- **FRAGMENT STRONY**:
********

Wyobrażenia kontra rzeczywistość.
Hej
Internet pełen jest
uśmiechniętych i wystrojonych dzieci na tle czystego (najczęściej białego)
domu. Dookoła kocyk minky, pastelowa pościel, równo poukładane najmodniejsze zabawki (najlepiej drewniane). Maluchy
są uśmiechnięte, uczesane, w odprasowanym ubranku. Plam i ślinki na ubrankach
brak. Takie zdjęcia pokazujemy i takie chcemy oglądać. Nie krytykuje, bo
również tak robię i tak lubię. Chciałabym też, aby rzeczywiście tak to
wyglądało i mocno się staram. Ale naprawdę najczęściej wygląda to tak (uwaga zdjęcia mogą być rozmazane, a przedstawione sceny drastyczne):
Obgryziona książeczka, która niestety wyląduje zaraz w koszu
na śmieci. A ostrzegałam, że może być drastycznie?

********

(Adnotacje ramek ograniczających)
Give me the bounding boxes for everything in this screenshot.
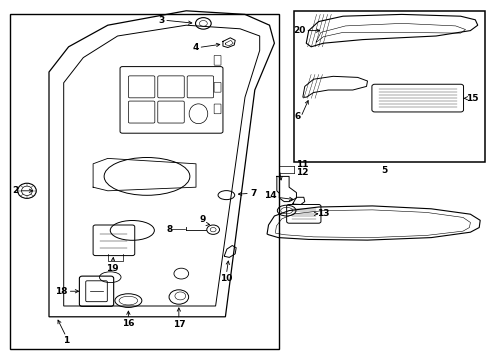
Bar [294,11,485,162]
Text: 7: 7 [250,189,256,198]
Text: 5: 5 [382,166,388,175]
Text: 8: 8 [166,225,172,234]
Text: 4: 4 [192,43,198,52]
Text: 3: 3 [158,15,164,24]
Text: 1: 1 [63,336,69,345]
Text: 6: 6 [294,112,301,121]
Bar [10,14,279,349]
Text: 13: 13 [317,210,330,218]
Text: 14: 14 [264,191,277,199]
Text: 17: 17 [172,320,185,329]
Text: 20: 20 [293,26,305,35]
Text: 18: 18 [55,287,68,296]
Text: 19: 19 [106,264,119,273]
Text: 15: 15 [466,94,479,103]
Text: 16: 16 [122,319,135,328]
Text: 10: 10 [220,274,233,283]
Text: 12: 12 [296,167,309,176]
Text: 9: 9 [199,215,206,224]
Text: 2: 2 [12,186,19,195]
Text: 11: 11 [296,160,309,169]
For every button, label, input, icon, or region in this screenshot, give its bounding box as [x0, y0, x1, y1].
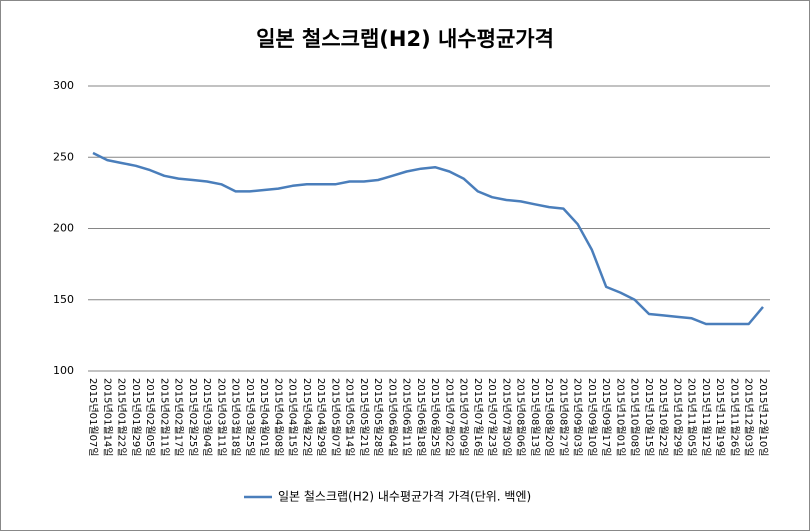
x-tick-label: 2015년02월11일: [158, 378, 170, 457]
x-tick-label: 2015년12월03일: [743, 378, 755, 457]
chart-title: 일본 철스크랩(H2) 내수평균가격: [256, 27, 554, 51]
y-tick-label: 250: [53, 150, 74, 163]
x-tick-label: 2015년01월14일: [101, 378, 113, 457]
x-tick-label: 2015년07월30일: [500, 378, 512, 457]
x-tick-label: 2015년07월09일: [458, 378, 470, 457]
x-tick-label: 2015년05월07일: [329, 378, 341, 457]
x-tick-label: 2015년04월08일: [272, 378, 284, 457]
x-tick-label: 2015년10월22일: [657, 378, 669, 457]
x-tick-label: 2015년10월01일: [614, 378, 626, 457]
data-line: [92, 151, 764, 326]
x-tick-label: 2015년03월25일: [244, 378, 256, 457]
y-tick-label: 300: [53, 79, 74, 92]
x-tick-label: 2015년05월14일: [344, 378, 356, 457]
x-tick-label: 2015년07월23일: [486, 378, 498, 457]
x-tick-label: 2015년07월16일: [472, 378, 484, 457]
x-tick-label: 2015년02월05일: [144, 378, 156, 457]
x-tick-label: 2015년01월07일: [87, 378, 99, 457]
x-tick-label: 2015년04월29일: [315, 378, 327, 457]
x-tick-label: 2015년03월04일: [201, 378, 213, 457]
x-tick-label: 2015년12월10일: [757, 378, 769, 457]
x-tick-label: 2015년06월11일: [401, 378, 413, 457]
x-tick-label: 2015년06월04일: [386, 378, 398, 457]
x-tick-label: 2015년09월03일: [572, 378, 584, 457]
x-tick-label: 2015년06월25일: [429, 378, 441, 457]
x-tick-label: 2015년05월28일: [372, 378, 384, 457]
x-tick-label: 2015년01월29일: [130, 378, 142, 457]
x-tick-label: 2015년08월06일: [515, 378, 527, 457]
legend-label: 일본 철스크랩(H2) 내수평균가격 가격(단위. 백엔): [278, 490, 531, 504]
x-tick-label: 2015년03월11일: [215, 378, 227, 457]
x-tick-label: 2015년10월08일: [629, 378, 641, 457]
x-tick-label: 2015년10월29일: [671, 378, 683, 457]
x-tick-label: 2015년09월17일: [600, 378, 612, 457]
y-tick-label: 200: [53, 222, 74, 235]
x-tick-label: 2015년02월25일: [187, 378, 199, 457]
x-tick-label: 2015년04월22일: [301, 378, 313, 457]
x-tick-label: 2015년10월15일: [643, 378, 655, 457]
x-tick-label: 2015년08월20일: [543, 378, 555, 457]
x-tick-label: 2015년03월18일: [230, 378, 242, 457]
x-tick-label: 2015년11월12일: [700, 378, 712, 457]
y-tick-label: 100: [53, 364, 74, 377]
x-tick-label: 2015년08월27일: [557, 378, 569, 457]
x-tick-label: 2015년02월17일: [173, 378, 185, 457]
x-tick-label: 2015년01월22일: [116, 378, 128, 457]
x-tick-label: 2015년11월05일: [686, 378, 698, 457]
y-tick-label: 150: [53, 293, 74, 306]
x-tick-label: 2015년11월19일: [714, 378, 726, 457]
x-tick-label: 2015년04월01일: [258, 378, 270, 457]
x-tick-label: 2015년07월02일: [443, 378, 455, 457]
x-tick-label: 2015년05월21일: [358, 378, 370, 457]
x-tick-label: 2015년04월15일: [287, 378, 299, 457]
x-tick-label: 2015년08월13일: [529, 378, 541, 457]
x-tick-label: 2015년11월26일: [728, 378, 740, 457]
x-tick-label: 2015년06월18일: [415, 378, 427, 457]
x-tick-label: 2015년09월10일: [586, 378, 598, 457]
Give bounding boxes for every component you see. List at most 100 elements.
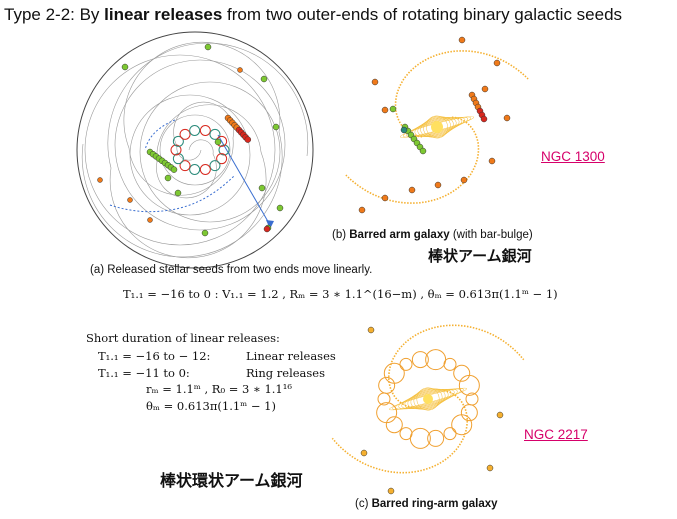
seed-dot xyxy=(121,63,129,71)
seed-dot xyxy=(408,186,416,194)
ring-seed xyxy=(453,364,471,382)
ring-seed xyxy=(376,402,398,424)
seed-dot xyxy=(164,174,172,182)
seed-dot xyxy=(358,206,366,214)
ring-seed xyxy=(383,362,405,384)
seed-dot xyxy=(419,147,427,155)
bar-bulge xyxy=(410,388,446,410)
seed-dot xyxy=(127,197,133,203)
seed-dot xyxy=(97,177,103,183)
bar-bulge xyxy=(407,388,449,410)
short-duration-heading: Short duration of linear releases: xyxy=(86,331,280,345)
bar-bulge xyxy=(423,116,451,138)
short-duration-line2-left: T₁.₁ = −11 to 0: xyxy=(98,366,190,380)
spiral-arm xyxy=(388,324,525,408)
panel-c-caption: (c) Barred ring-arm galaxy xyxy=(355,498,498,510)
panel-b-caption: (b) Barred arm galaxy (with bar-bulge) xyxy=(332,229,533,241)
ring-seed xyxy=(199,125,211,137)
ring-seed xyxy=(199,163,211,175)
panel-a-caption: (a) Released stellar seeds from two ends… xyxy=(90,264,373,276)
seed-dot xyxy=(493,59,501,67)
seed-dot xyxy=(458,36,466,44)
seed-dot xyxy=(371,78,379,86)
seed-dot xyxy=(434,181,442,189)
seed-dot xyxy=(503,114,511,122)
seed-dot xyxy=(214,138,222,146)
seed-dot xyxy=(174,189,182,197)
seed-dot xyxy=(400,126,408,134)
spiral-arm xyxy=(345,116,480,204)
ring-seed xyxy=(179,128,191,140)
seed-dot xyxy=(367,326,375,334)
panel-b-diagram xyxy=(345,36,529,214)
bar-bulge xyxy=(414,117,460,137)
spiral-arm xyxy=(394,50,529,138)
seed-dot xyxy=(260,75,268,83)
bar-bulge xyxy=(417,116,457,138)
bar-bulge xyxy=(420,116,454,138)
seed-dot xyxy=(381,106,389,114)
spiral-arm xyxy=(331,390,468,474)
ring-seed xyxy=(399,427,413,441)
seed-dot xyxy=(272,123,280,131)
ring-seed xyxy=(443,357,457,371)
panel-b-japanese-label: 棒状アーム銀河 xyxy=(428,247,532,265)
seed-dot xyxy=(244,136,252,143)
ring-seed xyxy=(451,414,473,436)
ring-seed xyxy=(216,153,228,165)
seed-dot xyxy=(360,449,368,457)
ring-seed xyxy=(385,416,403,434)
page-title: Type 2-2: By linear releases from two ou… xyxy=(4,5,623,24)
seed-dot xyxy=(389,105,397,113)
seed-dot xyxy=(486,464,494,472)
ring-seed xyxy=(189,163,201,175)
ring-seed xyxy=(399,357,413,371)
panel-c-diagram xyxy=(331,324,525,495)
seed-dot xyxy=(204,43,212,51)
ring-seed xyxy=(218,144,230,156)
ring-seed xyxy=(443,427,457,441)
ring-seed xyxy=(209,128,221,140)
seed-dot xyxy=(147,217,153,223)
seed-dot xyxy=(170,166,178,173)
ring-seed xyxy=(172,135,184,147)
ring-seed xyxy=(179,160,191,172)
ring-seed xyxy=(460,404,478,422)
short-duration-line1-left: T₁.₁ = −16 to − 12: xyxy=(98,349,211,363)
seed-dot xyxy=(460,176,468,184)
seed-dot xyxy=(381,194,389,202)
panel-a-equation: T₁.₁ = −16 to 0 : V₁.₁ = 1.2 , Rₘ = 3 ∗ … xyxy=(123,287,558,301)
short-duration-line2-right: Ring releases xyxy=(246,366,326,380)
seed-dot xyxy=(480,115,488,123)
seed-dot xyxy=(481,85,489,93)
ring-seed xyxy=(172,153,184,165)
ngc2217-link[interactable]: NGC 2217 xyxy=(524,427,588,442)
short-duration-line4: θₘ = 0.613π(1.1ᵐ − 1) xyxy=(146,399,276,413)
seed-dot xyxy=(263,225,271,233)
seed-dot xyxy=(237,67,243,73)
bar-bulge xyxy=(413,388,443,410)
seed-dot xyxy=(276,204,284,212)
bar-bulge xyxy=(416,387,440,411)
bar-bulge xyxy=(401,389,455,409)
seed-dot xyxy=(387,487,395,495)
ring-seed xyxy=(209,160,221,172)
bar-bulge xyxy=(426,115,448,139)
short-duration-line1-right: Linear releases xyxy=(246,349,336,363)
seed-dot xyxy=(258,184,266,192)
panel-c-japanese-label: 棒状環状アーム銀河 xyxy=(160,471,303,490)
seed-dot xyxy=(488,157,496,165)
panel-a-diagram xyxy=(76,31,314,269)
ring-seed xyxy=(458,374,480,396)
ngc1300-link[interactable]: NGC 1300 xyxy=(541,149,605,164)
ring-seed xyxy=(411,351,429,369)
ring-seed xyxy=(170,144,182,156)
bar-bulge xyxy=(398,388,458,410)
seed-dot xyxy=(496,411,504,419)
ring-seed xyxy=(378,376,396,394)
ring-seed xyxy=(189,125,201,137)
bar-bulge xyxy=(404,388,452,410)
seed-dot xyxy=(201,229,209,237)
ring-seed xyxy=(427,429,445,447)
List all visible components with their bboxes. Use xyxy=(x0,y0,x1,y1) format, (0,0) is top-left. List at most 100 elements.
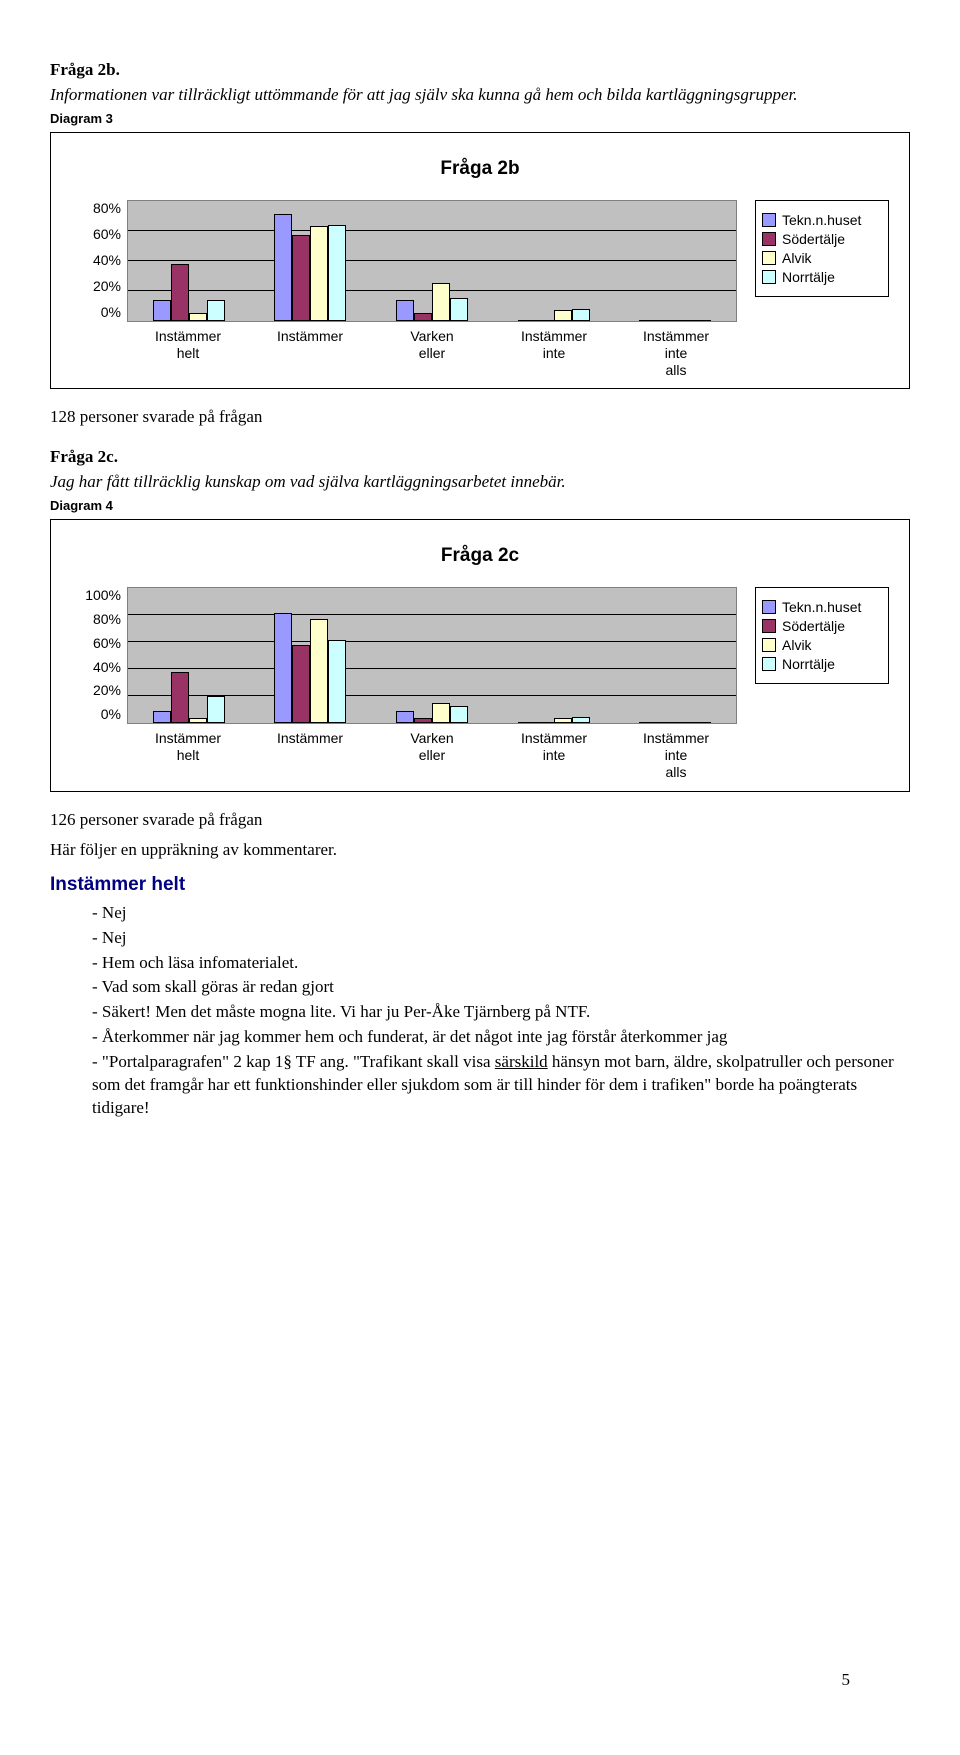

********

- **ZESTAW ZADAŃ**:
A - Przepisz z wpisów wszystko od wiersza zawierającego „Bar [294,11,485,162]” w dół aż do wiersza zawierającego „Text: 16: 16 [122,319,135,328]”, łącznie z obydwoma.
B - Kontynuuj tekst o wyobrażeniach i rzeczywistości, zaczynając po jego ostatnim zdaniu.
Tekst i wpisy nie mają ze sobą żadnego związku.

- **W ODPOWIEDZI**:
A -
Bar [294,11,485,162]
Text: 7: 7 [250,189,256,198]
Text: 5: 5 [382,166,388,175]
Text: 8: 8 [166,225,172,234]
Text: 4: 4 [192,43,198,52]
Text: 3: 3 [158,15,164,24]
Text: 1: 1 [63,336,69,345]
Text: 6: 6 [294,112,301,121]
Bar [10,14,279,349]
Text: 13: 13 [317,210,330,218]
Text: 14: 14 [264,191,277,199]
Text: 17: 17 [172,320,185,329]
Text: 20: 20 [293,26,305,35]
Text: 18: 18 [55,287,68,296]
Text: 19: 19 [106,264,119,273]
Text: 15: 15 [466,94,479,103]
Text: 16: 16 [122,319,135,328]

B -
Pogryzione i powiązane klocki, bo wyglądają już trochę inaczej i wzbudzają
większe zainteresowanie dziecka.
A to pokój podczas naszej zabawy i tak wygląda Michaś podczas wygłupów (tak ma na sobie
rajstopki J).
A tak uciekając podczas próby zrobienia „pięknego” zdjęcia
na bloga.
I buntujący się Michaś.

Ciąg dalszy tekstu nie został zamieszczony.